STORED ROWS →
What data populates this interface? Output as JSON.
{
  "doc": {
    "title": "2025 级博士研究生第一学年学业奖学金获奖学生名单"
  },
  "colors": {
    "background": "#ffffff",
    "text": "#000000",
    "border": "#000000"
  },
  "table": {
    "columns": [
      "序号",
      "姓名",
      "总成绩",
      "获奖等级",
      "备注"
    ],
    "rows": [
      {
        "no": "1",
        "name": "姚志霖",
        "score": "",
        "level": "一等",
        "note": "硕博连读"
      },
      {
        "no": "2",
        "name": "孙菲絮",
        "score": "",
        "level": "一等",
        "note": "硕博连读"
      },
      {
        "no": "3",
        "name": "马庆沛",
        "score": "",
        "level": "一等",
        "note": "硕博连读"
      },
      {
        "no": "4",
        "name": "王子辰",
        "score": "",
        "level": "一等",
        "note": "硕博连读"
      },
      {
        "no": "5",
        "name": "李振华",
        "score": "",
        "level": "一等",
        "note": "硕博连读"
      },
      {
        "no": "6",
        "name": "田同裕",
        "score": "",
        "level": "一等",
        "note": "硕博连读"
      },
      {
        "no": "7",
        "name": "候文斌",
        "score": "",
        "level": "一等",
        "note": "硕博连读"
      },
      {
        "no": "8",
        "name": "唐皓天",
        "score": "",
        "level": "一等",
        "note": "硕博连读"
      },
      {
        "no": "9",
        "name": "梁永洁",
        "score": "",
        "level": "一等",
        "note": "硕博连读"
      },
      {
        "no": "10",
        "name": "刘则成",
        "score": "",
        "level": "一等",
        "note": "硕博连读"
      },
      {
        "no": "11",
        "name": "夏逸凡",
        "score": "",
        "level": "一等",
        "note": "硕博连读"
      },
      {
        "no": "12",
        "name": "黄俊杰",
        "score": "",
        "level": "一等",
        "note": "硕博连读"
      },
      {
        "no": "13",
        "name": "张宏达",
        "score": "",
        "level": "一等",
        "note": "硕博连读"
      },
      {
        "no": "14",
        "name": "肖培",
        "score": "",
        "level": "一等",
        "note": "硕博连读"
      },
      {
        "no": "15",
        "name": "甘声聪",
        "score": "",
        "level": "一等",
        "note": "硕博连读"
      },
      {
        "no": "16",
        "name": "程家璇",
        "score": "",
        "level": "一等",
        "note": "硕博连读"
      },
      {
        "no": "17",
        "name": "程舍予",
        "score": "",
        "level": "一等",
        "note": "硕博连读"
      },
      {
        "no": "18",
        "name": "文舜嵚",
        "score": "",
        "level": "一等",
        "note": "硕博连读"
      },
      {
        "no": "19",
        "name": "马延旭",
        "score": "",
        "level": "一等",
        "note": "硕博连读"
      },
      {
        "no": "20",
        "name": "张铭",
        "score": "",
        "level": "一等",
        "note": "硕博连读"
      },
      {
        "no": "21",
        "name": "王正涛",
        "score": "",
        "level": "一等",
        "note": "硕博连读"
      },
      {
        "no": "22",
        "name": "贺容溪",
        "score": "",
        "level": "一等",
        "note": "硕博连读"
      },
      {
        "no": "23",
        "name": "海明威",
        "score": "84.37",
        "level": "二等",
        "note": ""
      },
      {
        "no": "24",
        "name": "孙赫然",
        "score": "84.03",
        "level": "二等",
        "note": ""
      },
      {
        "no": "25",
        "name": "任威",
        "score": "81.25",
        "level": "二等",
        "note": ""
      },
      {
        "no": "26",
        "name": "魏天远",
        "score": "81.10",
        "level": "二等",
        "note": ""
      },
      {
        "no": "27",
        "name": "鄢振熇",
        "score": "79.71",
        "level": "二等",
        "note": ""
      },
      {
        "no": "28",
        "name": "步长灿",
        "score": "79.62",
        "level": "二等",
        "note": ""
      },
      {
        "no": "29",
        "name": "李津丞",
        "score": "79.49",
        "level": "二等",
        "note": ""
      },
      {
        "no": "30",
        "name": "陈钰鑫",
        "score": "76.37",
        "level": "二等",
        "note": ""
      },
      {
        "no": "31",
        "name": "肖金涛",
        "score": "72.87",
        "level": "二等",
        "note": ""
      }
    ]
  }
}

PROBLEM DESCRIPTION → Write out the records above again, keeping each one identical to the original.

RESPONSE TO THIS EXERCISE →
What data populates this interface? Output as JSON.
{
  "doc": {
    "title": "2025 级博士研究生第一学年学业奖学金获奖学生名单"
  },
  "colors": {
    "background": "#ffffff",
    "text": "#000000",
    "border": "#000000"
  },
  "table": {
    "columns": [
      "序号",
      "姓名",
      "总成绩",
      "获奖等级",
      "备注"
    ],
    "rows": [
      {
        "no": "1",
        "name": "姚志霖",
        "score": "",
        "level": "一等",
        "note": "硕博连读"
      },
      {
        "no": "2",
        "name": "孙菲絮",
        "score": "",
        "level": "一等",
        "note": "硕博连读"
      },
      {
        "no": "3",
        "name": "马庆沛",
        "score": "",
        "level": "一等",
        "note": "硕博连读"
      },
      {
        "no": "4",
        "name": "王子辰",
        "score": "",
        "level": "一等",
        "note": "硕博连读"
      },
      {
        "no": "5",
        "name": "李振华",
        "score": "",
        "level": "一等",
        "note": "硕博连读"
      },
      {
        "no": "6",
        "name": "田同裕",
        "score": "",
        "level": "一等",
        "note": "硕博连读"
      },
      {
        "no": "7",
        "name": "候文斌",
        "score": "",
        "level": "一等",
        "note": "硕博连读"
      },
      {
        "no": "8",
        "name": "唐皓天",
        "score": "",
        "level": "一等",
        "note": "硕博连读"
      },
      {
        "no": "9",
        "name": "梁永洁",
        "score": "",
        "level": "一等",
        "note": "硕博连读"
      },
      {
        "no": "10",
        "name": "刘则成",
        "score": "",
        "level": "一等",
        "note": "硕博连读"
      },
      {
        "no": "11",
        "name": "夏逸凡",
        "score": "",
        "level": "一等",
        "note": "硕博连读"
      },
      {
        "no": "12",
        "name": "黄俊杰",
        "score": "",
        "level": "一等",
        "note": "硕博连读"
      },
      {
        "no": "13",
        "name": "张宏达",
        "score": "",
        "level": "一等",
        "note": "硕博连读"
      },
      {
        "no": "14",
        "name": "肖培",
        "score": "",
        "level": "一等",
        "note": "硕博连读"
      },
      {
        "no": "15",
        "name": "甘声聪",
        "score": "",
        "level": "一等",
        "note": "硕博连读"
      },
      {
        "no": "16",
        "name": "程家璇",
        "score": "",
        "level": "一等",
        "note": "硕博连读"
      },
      {
        "no": "17",
        "name": "程舍予",
        "score": "",
        "level": "一等",
        "note": "硕博连读"
      },
      {
        "no": "18",
        "name": "文舜嵚",
        "score": "",
        "level": "一等",
        "note": "硕博连读"
      },
      {
        "no": "19",
        "name": "马延旭",
        "score": "",
        "level": "一等",
        "note": "硕博连读"
      },
      {
        "no": "20",
        "name": "张铭",
        "score": "",
        "level": "一等",
        "note": "硕博连读"
      },
      {
        "no": "21",
        "name": "王正涛",
        "score": "",
        "level": "一等",
        "note": "硕博连读"
      },
      {
        "no": "22",
        "name": "贺容溪",
        "score": "",
        "level": "一等",
        "note": "硕博连读"
      },
      {
        "no": "23",
        "name": "海明威",
        "score": "84.37",
        "level": "二等",
        "note": ""
      },
      {
        "no": "24",
        "name": "孙赫然",
        "score": "84.03",
        "level": "二等",
        "note": ""
      },
      {
        "no": "25",
        "name": "任威",
        "score": "81.25",
        "level": "二等",
        "note": ""
      },
      {
        "no": "26",
        "name": "魏天远",
        "score": "81.10",
        "level": "二等",
        "note": ""
      },
      {
        "no": "27",
        "name": "鄢振熇",
        "score": "79.71",
        "level": "二等",
        "note": ""
      },
      {
        "no": "28",
        "name": "步长灿",
        "score": "79.62",
        "level": "二等",
        "note": ""
      },
      {
        "no": "29",
        "name": "李津丞",
        "score": "79.49",
        "level": "二等",
        "note": ""
      },
      {
        "no": "30",
        "name": "陈钰鑫",
        "score": "76.37",
        "level": "二等",
        "note": ""
      },
      {
        "no": "31",
        "name": "肖金涛",
        "score": "72.87",
        "level": "二等",
        "note": ""
      }
    ]
  }
}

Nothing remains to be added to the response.